(Problem statement): Pull out each line of the records holding the string "marker".
◆ ◆ ◆ ◆ ◆ ◆ ◆
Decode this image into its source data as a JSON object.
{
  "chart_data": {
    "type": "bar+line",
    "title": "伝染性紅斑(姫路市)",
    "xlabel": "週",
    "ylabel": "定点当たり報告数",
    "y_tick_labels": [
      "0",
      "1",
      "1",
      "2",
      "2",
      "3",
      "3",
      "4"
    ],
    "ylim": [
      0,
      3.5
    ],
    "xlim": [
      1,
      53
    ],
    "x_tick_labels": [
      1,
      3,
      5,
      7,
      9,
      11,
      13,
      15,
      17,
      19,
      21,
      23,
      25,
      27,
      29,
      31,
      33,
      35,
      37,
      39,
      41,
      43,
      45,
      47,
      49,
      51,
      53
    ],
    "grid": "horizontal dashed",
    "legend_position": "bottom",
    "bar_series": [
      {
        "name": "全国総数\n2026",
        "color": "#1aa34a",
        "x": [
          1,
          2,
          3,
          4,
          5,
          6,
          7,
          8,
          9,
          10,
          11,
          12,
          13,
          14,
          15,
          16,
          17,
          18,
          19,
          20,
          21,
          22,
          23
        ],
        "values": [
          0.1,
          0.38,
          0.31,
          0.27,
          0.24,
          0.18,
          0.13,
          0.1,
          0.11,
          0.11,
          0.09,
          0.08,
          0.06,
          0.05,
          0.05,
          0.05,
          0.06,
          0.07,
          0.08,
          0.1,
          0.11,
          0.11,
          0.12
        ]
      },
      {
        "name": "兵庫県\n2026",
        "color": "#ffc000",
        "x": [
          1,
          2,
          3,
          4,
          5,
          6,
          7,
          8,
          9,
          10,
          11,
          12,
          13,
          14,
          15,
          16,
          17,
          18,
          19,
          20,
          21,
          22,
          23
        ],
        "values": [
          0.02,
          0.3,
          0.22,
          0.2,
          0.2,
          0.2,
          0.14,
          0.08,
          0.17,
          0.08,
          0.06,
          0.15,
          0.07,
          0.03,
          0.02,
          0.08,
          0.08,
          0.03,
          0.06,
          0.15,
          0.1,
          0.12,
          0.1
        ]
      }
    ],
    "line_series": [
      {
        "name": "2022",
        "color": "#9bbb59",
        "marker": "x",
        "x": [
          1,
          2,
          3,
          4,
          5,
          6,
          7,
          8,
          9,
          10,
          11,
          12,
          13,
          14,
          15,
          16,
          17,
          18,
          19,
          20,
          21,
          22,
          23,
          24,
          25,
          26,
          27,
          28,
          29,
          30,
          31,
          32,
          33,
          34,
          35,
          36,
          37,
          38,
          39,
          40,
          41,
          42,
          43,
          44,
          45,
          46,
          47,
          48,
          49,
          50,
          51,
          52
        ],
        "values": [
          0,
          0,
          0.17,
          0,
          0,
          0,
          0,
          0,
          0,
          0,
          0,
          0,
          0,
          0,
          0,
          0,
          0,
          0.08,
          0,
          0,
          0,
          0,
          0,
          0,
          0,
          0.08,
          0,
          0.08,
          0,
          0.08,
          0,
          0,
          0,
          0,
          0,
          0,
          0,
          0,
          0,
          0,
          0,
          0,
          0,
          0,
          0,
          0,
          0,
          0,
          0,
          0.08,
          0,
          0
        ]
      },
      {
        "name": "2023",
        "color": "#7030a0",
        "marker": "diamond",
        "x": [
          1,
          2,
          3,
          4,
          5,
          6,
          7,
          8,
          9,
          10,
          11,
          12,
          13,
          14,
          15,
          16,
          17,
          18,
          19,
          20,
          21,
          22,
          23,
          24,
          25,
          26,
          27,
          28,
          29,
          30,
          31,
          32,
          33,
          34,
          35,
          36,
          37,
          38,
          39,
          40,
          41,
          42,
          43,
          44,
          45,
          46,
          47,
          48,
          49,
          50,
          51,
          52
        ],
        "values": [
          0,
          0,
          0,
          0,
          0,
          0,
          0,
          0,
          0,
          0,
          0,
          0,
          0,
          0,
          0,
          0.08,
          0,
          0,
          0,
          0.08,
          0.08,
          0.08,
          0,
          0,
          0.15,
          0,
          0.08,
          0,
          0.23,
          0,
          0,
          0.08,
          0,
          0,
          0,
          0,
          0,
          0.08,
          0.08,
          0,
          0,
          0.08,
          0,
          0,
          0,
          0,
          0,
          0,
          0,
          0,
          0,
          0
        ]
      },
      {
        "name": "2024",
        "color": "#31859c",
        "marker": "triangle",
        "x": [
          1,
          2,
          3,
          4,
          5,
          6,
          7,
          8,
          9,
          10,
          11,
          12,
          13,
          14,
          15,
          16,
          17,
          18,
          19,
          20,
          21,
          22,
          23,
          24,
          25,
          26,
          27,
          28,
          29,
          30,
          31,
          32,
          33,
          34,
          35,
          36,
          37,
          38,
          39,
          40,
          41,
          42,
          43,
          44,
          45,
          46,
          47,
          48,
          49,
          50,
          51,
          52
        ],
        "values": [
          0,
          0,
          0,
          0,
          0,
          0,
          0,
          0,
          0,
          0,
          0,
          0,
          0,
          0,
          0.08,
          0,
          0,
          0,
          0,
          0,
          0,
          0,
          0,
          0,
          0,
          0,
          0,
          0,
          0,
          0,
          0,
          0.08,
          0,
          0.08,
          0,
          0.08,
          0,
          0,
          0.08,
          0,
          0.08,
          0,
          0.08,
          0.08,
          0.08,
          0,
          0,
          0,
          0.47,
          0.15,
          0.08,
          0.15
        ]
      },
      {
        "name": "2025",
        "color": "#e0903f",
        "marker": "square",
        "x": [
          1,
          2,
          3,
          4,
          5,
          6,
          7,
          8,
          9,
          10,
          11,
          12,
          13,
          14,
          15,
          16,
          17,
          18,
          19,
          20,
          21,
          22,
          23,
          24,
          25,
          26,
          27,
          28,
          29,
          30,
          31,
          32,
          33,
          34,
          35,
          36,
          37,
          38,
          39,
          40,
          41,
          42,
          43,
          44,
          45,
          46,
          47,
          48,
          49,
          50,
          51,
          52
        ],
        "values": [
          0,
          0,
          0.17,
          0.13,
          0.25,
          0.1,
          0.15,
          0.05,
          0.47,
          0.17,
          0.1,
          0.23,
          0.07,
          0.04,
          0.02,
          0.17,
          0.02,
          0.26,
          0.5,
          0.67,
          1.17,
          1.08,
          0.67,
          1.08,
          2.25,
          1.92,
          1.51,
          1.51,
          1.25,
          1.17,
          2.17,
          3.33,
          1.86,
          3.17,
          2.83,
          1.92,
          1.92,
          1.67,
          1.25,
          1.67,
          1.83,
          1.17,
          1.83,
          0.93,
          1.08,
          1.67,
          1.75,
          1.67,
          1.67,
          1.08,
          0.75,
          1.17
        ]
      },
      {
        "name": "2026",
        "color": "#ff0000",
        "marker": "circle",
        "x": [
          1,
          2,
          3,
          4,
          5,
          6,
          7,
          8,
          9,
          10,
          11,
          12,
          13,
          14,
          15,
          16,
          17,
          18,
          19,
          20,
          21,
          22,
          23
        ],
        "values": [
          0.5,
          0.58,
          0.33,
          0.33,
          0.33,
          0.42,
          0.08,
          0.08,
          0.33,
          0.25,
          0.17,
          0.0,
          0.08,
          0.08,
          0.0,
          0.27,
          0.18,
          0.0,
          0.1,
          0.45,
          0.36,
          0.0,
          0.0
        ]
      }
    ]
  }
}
◆ ◆ ◆ ◆ ◆ ◆ ◆
(Complete answer):
        "marker": "x",
        "marker": "diamond",
        "marker": "triangle",
        "marker": "square",
        "marker": "circle",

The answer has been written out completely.